=== Record list ===
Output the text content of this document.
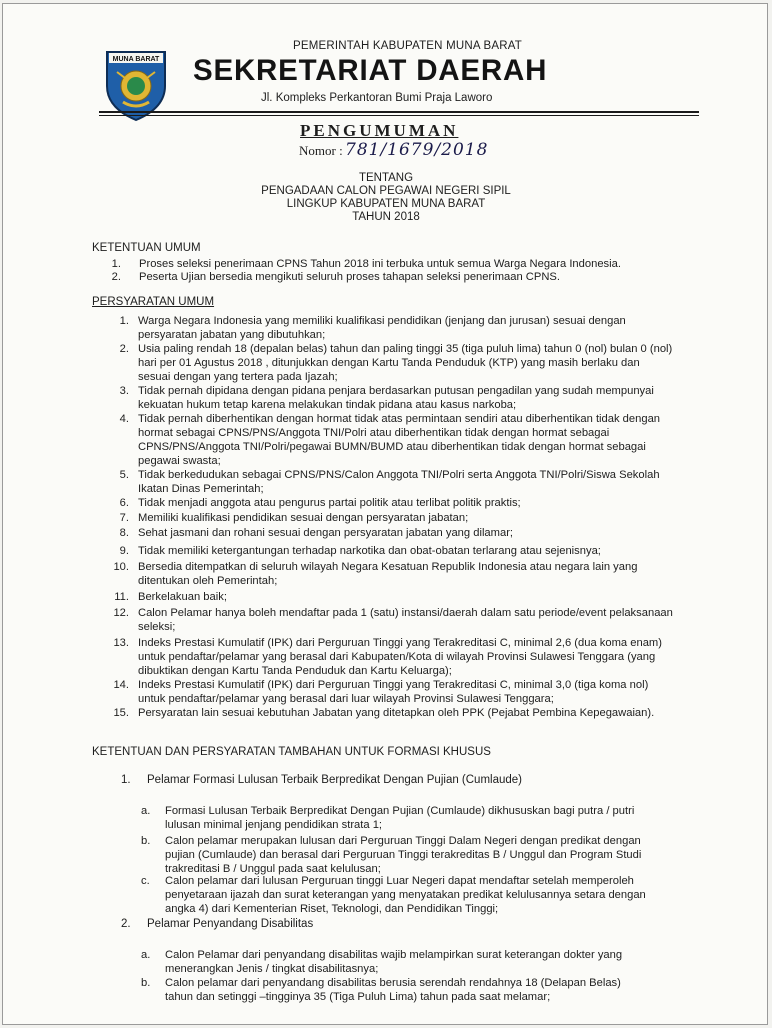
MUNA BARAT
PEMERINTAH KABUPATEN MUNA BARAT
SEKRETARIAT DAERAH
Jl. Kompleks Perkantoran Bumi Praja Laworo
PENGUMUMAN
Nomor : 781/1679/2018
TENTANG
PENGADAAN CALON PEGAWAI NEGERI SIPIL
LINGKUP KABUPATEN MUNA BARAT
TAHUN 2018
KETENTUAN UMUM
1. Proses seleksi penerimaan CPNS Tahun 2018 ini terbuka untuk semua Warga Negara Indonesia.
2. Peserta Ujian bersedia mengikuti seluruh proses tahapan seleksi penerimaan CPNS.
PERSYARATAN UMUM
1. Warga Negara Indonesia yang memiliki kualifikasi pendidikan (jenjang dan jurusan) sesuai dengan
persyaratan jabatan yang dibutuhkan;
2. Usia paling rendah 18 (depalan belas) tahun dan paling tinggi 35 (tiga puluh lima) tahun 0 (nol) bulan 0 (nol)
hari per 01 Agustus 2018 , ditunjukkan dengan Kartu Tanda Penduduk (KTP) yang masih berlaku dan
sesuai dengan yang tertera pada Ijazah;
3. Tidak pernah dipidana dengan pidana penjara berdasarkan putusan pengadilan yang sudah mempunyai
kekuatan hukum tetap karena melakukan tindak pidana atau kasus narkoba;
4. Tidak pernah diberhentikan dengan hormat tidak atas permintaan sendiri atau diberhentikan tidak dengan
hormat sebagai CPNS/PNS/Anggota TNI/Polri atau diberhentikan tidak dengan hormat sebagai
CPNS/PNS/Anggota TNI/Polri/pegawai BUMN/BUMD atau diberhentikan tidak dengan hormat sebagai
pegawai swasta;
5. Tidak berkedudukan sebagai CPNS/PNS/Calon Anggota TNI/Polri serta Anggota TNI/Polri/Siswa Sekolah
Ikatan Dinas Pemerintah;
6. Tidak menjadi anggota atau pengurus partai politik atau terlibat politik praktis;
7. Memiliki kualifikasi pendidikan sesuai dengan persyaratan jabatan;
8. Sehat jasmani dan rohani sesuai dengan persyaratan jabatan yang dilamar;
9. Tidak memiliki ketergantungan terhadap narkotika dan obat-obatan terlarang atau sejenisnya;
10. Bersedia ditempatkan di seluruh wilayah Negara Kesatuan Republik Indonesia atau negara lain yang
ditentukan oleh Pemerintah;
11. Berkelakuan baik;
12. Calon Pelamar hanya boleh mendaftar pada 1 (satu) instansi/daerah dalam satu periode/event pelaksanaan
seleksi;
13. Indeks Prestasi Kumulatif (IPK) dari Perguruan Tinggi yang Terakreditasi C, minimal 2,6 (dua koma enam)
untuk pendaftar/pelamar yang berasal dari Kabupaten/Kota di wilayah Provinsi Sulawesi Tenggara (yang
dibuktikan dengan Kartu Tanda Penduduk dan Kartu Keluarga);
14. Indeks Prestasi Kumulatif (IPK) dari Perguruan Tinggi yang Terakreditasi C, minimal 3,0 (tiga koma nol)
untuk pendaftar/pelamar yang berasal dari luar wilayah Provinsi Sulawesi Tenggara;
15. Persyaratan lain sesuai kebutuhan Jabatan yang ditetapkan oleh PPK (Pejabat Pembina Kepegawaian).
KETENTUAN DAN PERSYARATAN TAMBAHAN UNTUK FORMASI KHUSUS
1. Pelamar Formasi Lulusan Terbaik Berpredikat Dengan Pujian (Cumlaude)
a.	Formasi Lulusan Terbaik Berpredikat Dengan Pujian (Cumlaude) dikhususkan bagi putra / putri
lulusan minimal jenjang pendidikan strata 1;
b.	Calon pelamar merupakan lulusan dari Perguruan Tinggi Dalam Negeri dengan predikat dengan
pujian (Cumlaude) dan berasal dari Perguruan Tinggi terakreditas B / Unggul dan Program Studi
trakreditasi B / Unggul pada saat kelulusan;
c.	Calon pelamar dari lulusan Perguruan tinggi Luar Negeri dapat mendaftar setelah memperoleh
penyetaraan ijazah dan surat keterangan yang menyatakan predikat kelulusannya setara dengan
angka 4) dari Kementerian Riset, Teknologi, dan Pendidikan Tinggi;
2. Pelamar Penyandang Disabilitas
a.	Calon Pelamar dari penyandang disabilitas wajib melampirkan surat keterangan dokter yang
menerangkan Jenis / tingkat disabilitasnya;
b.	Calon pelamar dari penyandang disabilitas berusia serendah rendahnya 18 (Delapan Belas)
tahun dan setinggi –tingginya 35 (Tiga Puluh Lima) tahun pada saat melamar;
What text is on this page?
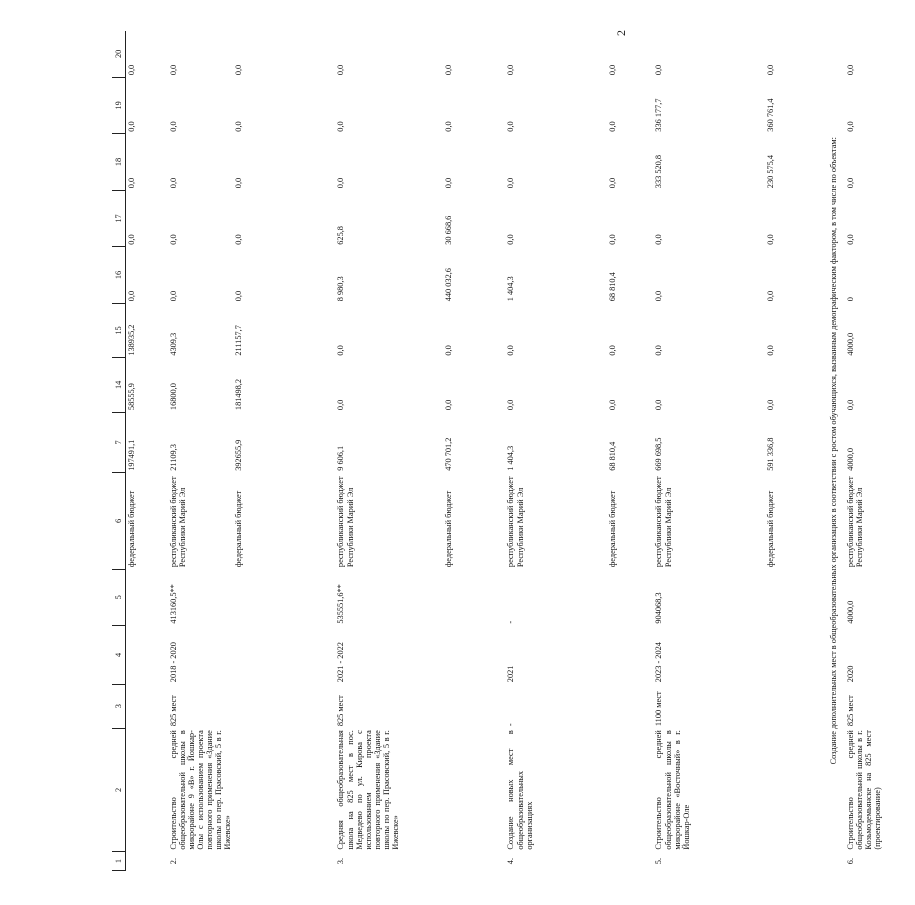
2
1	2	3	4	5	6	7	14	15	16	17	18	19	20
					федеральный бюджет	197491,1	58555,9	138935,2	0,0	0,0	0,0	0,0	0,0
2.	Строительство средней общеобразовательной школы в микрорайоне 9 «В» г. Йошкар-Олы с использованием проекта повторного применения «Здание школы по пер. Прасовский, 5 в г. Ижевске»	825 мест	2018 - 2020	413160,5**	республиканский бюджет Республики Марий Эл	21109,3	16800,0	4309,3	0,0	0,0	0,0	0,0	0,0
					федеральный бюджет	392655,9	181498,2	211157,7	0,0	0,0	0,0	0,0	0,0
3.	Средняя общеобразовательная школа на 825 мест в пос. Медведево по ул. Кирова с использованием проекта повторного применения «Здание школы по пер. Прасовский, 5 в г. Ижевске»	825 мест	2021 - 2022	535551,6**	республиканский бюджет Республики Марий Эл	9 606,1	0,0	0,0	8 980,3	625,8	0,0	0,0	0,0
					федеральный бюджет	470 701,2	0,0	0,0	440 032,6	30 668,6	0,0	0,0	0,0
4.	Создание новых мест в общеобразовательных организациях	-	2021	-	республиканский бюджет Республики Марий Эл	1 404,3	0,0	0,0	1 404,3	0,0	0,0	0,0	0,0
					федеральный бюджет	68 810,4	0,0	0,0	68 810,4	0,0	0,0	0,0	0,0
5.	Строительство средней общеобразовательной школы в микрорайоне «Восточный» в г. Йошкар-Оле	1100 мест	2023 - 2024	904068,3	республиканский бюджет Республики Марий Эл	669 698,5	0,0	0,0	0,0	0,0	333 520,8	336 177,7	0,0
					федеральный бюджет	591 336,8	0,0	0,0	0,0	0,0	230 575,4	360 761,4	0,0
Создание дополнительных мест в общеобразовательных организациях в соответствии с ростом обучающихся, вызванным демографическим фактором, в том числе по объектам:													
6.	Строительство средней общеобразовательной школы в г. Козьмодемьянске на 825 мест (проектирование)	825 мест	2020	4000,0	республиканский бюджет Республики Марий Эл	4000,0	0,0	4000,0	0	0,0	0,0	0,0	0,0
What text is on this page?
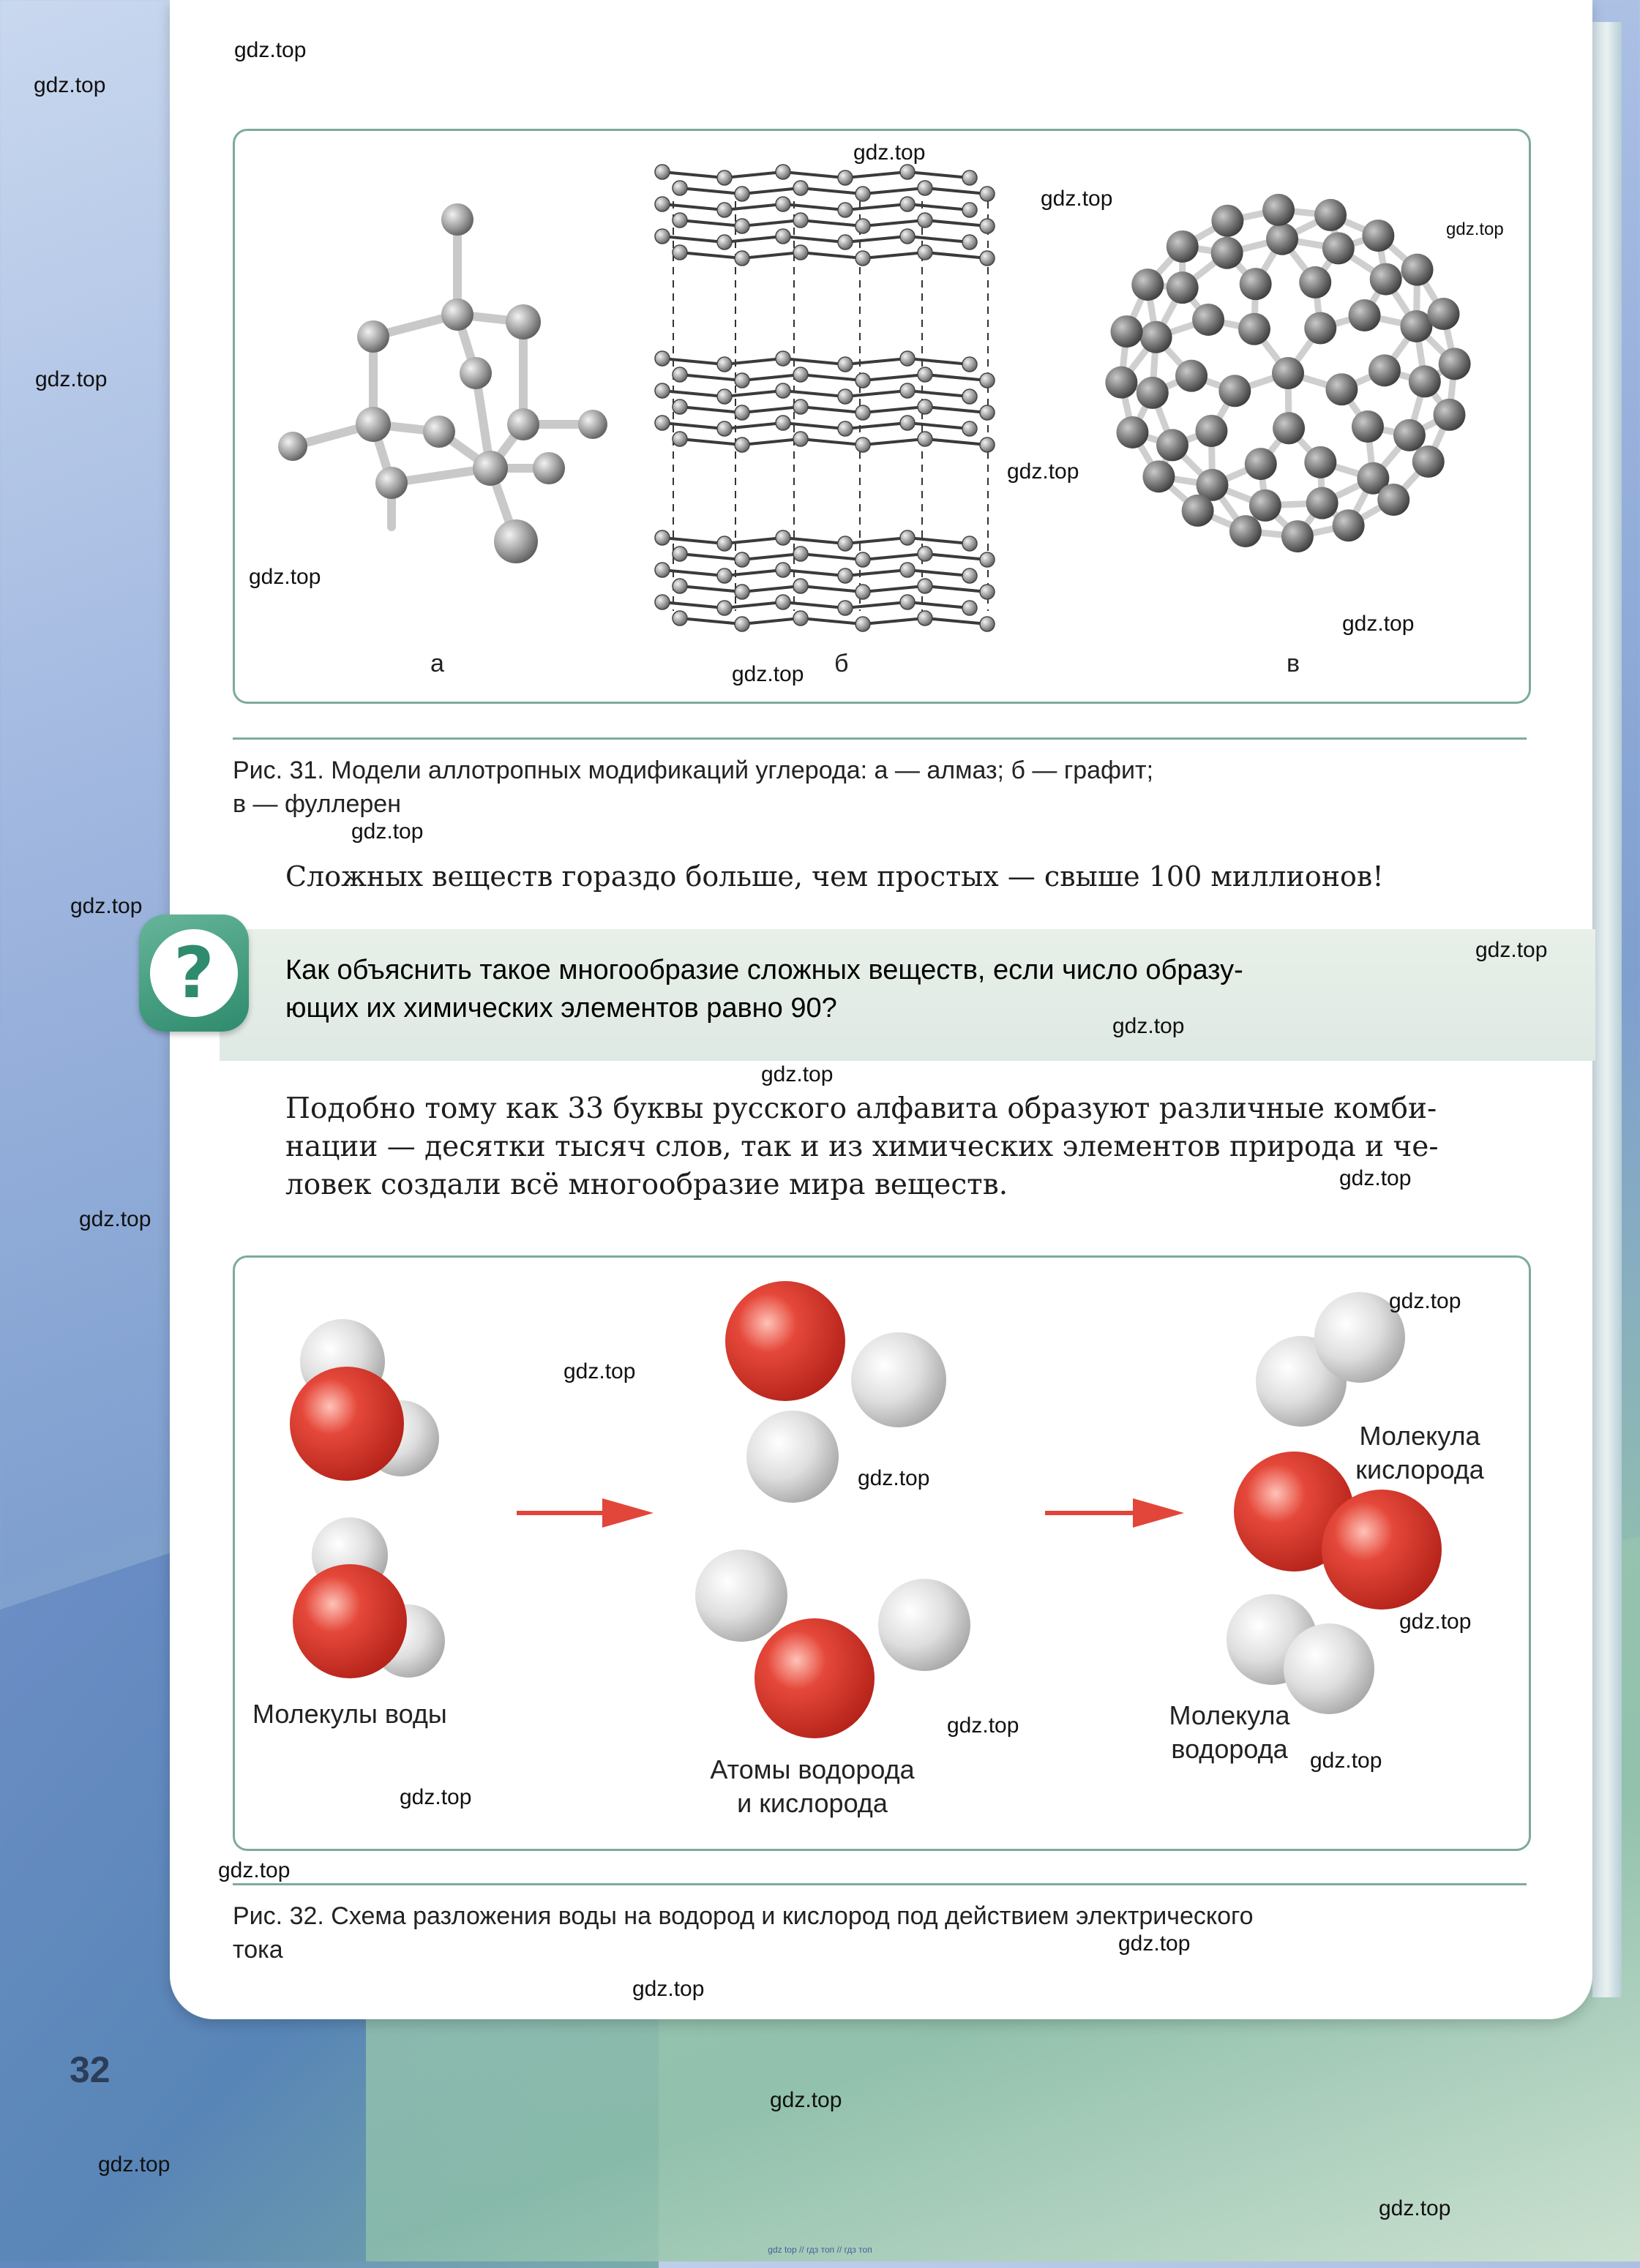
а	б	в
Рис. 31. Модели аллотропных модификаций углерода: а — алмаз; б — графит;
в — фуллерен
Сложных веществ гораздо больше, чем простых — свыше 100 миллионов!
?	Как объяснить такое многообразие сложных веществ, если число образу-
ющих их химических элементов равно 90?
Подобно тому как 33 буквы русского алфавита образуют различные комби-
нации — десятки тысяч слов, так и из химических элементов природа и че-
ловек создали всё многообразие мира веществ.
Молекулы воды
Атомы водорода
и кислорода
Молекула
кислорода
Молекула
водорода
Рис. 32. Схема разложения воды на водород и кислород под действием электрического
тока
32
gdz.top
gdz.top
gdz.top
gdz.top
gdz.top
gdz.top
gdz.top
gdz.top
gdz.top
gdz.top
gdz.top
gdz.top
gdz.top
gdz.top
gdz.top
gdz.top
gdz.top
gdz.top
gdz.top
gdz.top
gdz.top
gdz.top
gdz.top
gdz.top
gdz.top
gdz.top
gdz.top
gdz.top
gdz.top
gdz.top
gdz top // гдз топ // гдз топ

=== Written task ===
Return each line where "Tanda" shows up.

=== Exercise answer ===
hari per 01 Agustus 2018 , ditunjukkan dengan Kartu Tanda Penduduk (KTP) yang masih berlaku dan
dibuktikan dengan Kartu Tanda Penduduk dan Kartu Keluarga);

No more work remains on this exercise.